### Travail demandé
1) D'après l'extrait sur la contrefaçon en Inde, quelle part des antibiotiques vendus dans ce pays est fausse ?
2) Prolongez l'extrait sur la contrefaçon en Inde à partir de sa dernière phrase.

### Extrait source

______

Plus inquiétant encore, des pièces automobiles contrefaites représentent environ 20 % des accidents de la route et un antibiotique vendu sur trois en Inde est faux.
Les défis juridiques et la lutte contre les contrefaçons
L’Inde est signataire de l’accord sur les aspects des droits de propriété intellectuelle liés au commerce (TRIPS) de l’Organisation mondiale du commerce (OMC) et a plusieurs lois pour stopper la fabrication et la vente de contrefaçons, ainsi que pour sanctionner les contrefacteurs par des amendes et des peines de prison. Cependant, il n’existe pas d’intérêt réel à combattre les contrefaçons.
« Les gouvernements élus agissent en fonction des sujets qui leur rapportent des voix », a ajouté le responsable de la FICCI. Les contrefaçons ne figurent pas sur la liste.
Une culture de la contrefaçon en ligne
Alors que la contrefaçon n’est pas nouvelle, l’accès aux produits contrefaits est devenu plus facile avec l’essor des médias sociaux. Les ventes en ligne, qui ont gagné en popularité pendant la pandémie, s’accélèrent maintenant grâce aux aspirations croissantes de la Génération Z et des milléniaux dans la plus grande économie en forte croissance du monde.
Les articles de luxe contrefaits ont migré des magasins gérés par des commerçants d’âge moyen dans des marchés surpeuplés vers des boutiques élégantes gérées par des jeunes ambitieux dans de grandes et petites villes. La plupart de ces contrefacteurs gèrent des comptes Instagram et ont des milliers d’abonnés, collaborant avec une pléthore d’influenceurs et attirant une clientèle incluant certaines des plus grandes stars de la télévision indienne.

______

### Données fournies
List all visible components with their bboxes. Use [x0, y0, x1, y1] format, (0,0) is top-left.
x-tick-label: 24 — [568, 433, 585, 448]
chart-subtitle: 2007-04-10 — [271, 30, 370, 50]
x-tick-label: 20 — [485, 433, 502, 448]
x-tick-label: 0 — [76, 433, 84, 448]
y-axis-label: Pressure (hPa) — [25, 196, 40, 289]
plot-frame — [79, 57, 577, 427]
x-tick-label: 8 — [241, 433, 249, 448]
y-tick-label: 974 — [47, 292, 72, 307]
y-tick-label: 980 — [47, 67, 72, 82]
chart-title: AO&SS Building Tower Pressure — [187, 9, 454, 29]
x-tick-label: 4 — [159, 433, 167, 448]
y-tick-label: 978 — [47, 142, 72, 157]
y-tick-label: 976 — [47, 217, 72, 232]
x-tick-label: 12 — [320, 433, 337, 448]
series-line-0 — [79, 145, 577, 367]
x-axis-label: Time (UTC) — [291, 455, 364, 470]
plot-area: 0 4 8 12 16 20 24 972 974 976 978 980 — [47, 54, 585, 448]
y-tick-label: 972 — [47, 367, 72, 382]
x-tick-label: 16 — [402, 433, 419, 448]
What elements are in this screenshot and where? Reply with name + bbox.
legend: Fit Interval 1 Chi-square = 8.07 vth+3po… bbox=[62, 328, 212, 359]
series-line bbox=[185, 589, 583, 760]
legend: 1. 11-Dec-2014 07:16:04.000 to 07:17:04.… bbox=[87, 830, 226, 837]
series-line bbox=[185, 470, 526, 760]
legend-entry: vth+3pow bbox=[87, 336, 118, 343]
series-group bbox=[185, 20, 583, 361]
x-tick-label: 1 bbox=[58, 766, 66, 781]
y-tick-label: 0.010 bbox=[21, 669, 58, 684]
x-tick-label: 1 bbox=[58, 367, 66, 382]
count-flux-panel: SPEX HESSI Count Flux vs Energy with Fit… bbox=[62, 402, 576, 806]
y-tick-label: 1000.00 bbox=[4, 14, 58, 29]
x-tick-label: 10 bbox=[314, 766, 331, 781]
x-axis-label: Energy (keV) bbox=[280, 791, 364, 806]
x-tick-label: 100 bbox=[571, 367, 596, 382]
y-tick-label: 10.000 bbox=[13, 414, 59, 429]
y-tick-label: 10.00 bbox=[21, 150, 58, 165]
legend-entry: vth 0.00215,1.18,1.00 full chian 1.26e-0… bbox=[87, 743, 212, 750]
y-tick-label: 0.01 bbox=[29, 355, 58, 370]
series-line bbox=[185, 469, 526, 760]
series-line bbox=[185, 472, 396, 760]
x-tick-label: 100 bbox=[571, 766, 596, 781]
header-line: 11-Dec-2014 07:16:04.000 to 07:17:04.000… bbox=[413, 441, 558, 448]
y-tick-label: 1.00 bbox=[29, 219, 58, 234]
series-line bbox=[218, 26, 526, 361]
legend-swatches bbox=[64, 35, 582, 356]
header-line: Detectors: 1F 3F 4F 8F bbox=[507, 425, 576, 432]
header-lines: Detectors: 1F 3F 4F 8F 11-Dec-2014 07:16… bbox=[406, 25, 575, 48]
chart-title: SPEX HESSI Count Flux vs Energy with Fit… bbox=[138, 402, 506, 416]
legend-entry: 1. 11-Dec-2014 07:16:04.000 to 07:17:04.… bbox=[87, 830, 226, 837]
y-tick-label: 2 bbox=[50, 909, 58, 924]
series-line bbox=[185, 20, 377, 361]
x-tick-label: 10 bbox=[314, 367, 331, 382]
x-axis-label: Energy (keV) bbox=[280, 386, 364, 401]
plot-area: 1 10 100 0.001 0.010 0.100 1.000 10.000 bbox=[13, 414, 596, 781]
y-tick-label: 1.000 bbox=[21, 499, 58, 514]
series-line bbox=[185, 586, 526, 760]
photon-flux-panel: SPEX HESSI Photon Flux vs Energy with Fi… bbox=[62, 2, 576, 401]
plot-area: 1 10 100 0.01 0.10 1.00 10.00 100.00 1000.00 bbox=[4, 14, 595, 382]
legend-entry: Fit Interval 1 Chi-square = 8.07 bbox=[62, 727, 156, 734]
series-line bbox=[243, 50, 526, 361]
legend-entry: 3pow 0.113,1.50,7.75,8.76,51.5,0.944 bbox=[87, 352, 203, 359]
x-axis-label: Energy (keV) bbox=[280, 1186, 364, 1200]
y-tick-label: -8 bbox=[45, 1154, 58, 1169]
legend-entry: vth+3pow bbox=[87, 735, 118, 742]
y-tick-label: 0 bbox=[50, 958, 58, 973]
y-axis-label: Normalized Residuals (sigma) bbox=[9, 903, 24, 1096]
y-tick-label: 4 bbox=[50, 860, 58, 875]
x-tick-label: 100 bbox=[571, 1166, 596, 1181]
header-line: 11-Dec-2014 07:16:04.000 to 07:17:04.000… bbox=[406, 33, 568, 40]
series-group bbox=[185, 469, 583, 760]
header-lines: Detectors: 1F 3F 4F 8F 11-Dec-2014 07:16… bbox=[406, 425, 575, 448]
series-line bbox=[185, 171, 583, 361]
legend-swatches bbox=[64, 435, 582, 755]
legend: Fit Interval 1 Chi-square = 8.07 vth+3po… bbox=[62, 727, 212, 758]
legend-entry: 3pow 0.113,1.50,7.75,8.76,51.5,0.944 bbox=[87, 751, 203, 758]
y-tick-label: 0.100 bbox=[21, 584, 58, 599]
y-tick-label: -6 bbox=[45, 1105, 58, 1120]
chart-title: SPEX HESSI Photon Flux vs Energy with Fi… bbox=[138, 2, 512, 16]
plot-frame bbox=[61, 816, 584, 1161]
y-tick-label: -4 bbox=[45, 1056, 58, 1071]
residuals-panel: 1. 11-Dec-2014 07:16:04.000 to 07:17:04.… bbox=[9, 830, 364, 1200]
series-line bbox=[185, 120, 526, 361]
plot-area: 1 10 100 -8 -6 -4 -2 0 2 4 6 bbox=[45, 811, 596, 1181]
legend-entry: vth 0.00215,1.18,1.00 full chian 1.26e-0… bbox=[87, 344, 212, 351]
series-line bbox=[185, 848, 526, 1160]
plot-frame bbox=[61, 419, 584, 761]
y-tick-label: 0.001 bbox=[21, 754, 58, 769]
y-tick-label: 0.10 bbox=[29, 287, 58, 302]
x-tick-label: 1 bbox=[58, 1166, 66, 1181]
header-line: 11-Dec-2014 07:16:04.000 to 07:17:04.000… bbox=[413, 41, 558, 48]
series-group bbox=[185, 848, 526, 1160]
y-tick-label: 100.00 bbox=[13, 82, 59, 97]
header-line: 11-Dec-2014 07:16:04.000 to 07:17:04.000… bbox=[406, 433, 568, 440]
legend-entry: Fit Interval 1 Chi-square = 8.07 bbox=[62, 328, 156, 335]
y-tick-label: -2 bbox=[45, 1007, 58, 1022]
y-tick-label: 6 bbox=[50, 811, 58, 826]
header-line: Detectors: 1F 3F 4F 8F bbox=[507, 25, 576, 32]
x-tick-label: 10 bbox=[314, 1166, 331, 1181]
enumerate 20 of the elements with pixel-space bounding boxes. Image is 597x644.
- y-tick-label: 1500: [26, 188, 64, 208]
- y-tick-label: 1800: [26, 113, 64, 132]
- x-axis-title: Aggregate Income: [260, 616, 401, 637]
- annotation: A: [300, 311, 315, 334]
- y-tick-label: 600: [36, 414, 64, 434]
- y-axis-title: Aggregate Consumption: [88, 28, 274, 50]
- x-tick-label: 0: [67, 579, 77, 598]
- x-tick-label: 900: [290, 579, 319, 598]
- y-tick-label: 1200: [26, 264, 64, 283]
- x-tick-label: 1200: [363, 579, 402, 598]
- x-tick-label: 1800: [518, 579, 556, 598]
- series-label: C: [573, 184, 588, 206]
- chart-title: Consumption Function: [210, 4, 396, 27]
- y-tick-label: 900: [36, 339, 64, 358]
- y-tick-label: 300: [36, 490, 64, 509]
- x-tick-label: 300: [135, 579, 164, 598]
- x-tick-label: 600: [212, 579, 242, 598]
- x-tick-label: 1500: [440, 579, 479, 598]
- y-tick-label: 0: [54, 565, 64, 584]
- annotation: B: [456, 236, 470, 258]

______

### Liste des réponses
1) Un antibiotique vendu sur trois en Inde est faux.

2)
Un marché en plein essor
Les marques de luxe ont souscrit plus de 600 000 pieds carrés (55 741 mètres carrés) d’espace de vente au détail en Inde, soit une augmentation de 178 % par rapport à l’année précédente. Le marché du luxe du pays a enregistré des recettes de 17,6 milliards de dollars au cours de l’exercice 2024 et devrait croître chaque année à un taux composé de 3,16 %, selon l’entreprise de recherche de données Statista.
Cependant, à seulement 25 minutes de route de l’éden du luxe de Reliance se trouve le complexe commercial Heera Panna, qui est répertorié par les États-Unis comme l’un des « marchés les plus notoires » pour les produits contrefaits.
Six marchés indiens – un chacun à New Delhi, Mumbai et Bengaluru, ainsi que trois en ligne – figurent sur la liste des marchés notoires des États-Unis, y compris IndiaMart, un marché de gros en ligne B2B où tout est disponible sur commande.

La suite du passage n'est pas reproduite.